▼

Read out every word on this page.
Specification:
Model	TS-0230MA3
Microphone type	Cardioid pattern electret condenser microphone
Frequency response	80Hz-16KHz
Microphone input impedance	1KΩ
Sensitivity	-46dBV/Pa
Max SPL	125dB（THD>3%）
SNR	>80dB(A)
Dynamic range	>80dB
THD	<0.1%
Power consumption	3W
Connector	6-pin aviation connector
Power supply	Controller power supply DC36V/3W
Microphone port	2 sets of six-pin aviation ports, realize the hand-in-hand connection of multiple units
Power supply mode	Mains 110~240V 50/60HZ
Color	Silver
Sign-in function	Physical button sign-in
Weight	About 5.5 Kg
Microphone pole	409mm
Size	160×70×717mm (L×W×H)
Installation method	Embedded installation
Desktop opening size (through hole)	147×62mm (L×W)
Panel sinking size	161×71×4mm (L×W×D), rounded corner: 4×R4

▲
▼

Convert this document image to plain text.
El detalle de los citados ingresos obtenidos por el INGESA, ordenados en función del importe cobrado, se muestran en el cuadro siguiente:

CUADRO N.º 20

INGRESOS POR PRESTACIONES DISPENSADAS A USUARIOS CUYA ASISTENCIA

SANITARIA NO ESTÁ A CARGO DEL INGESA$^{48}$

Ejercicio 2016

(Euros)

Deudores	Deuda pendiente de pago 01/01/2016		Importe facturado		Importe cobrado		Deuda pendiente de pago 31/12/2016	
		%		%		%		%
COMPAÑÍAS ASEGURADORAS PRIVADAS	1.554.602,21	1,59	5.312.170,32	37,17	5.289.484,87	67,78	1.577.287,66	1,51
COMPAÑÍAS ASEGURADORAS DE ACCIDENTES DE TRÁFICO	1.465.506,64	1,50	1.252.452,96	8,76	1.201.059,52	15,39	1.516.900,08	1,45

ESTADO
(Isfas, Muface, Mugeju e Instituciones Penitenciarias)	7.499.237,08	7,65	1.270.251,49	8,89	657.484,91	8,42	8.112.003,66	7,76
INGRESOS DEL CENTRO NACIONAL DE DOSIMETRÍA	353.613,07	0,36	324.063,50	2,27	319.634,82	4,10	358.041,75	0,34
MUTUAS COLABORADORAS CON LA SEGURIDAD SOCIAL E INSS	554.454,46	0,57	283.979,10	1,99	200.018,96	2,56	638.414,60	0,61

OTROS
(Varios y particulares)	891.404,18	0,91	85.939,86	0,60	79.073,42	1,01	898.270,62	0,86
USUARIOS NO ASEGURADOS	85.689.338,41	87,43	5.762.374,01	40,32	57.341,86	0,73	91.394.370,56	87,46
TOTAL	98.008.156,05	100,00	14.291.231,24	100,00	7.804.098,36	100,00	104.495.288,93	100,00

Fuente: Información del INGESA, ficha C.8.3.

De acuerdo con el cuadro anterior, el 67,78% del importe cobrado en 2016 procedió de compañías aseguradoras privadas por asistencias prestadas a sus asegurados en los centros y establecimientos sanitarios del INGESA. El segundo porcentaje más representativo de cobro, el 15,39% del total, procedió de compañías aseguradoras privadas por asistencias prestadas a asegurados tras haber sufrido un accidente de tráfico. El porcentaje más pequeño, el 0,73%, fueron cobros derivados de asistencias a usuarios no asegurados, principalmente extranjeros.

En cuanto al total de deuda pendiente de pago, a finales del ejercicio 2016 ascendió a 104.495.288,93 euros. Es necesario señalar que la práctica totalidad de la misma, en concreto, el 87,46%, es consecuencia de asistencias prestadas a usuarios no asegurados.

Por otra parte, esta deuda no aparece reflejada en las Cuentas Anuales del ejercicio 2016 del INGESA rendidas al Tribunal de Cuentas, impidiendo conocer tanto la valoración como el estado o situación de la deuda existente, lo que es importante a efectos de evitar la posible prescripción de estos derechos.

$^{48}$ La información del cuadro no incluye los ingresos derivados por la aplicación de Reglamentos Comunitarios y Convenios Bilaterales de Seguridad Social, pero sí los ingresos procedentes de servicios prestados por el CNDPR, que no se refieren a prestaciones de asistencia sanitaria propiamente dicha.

▲

▶ TASK TO CARRY OUT
In the records above, how many lines include "supply"? Give that number and nothing more.

▶ RESULT
2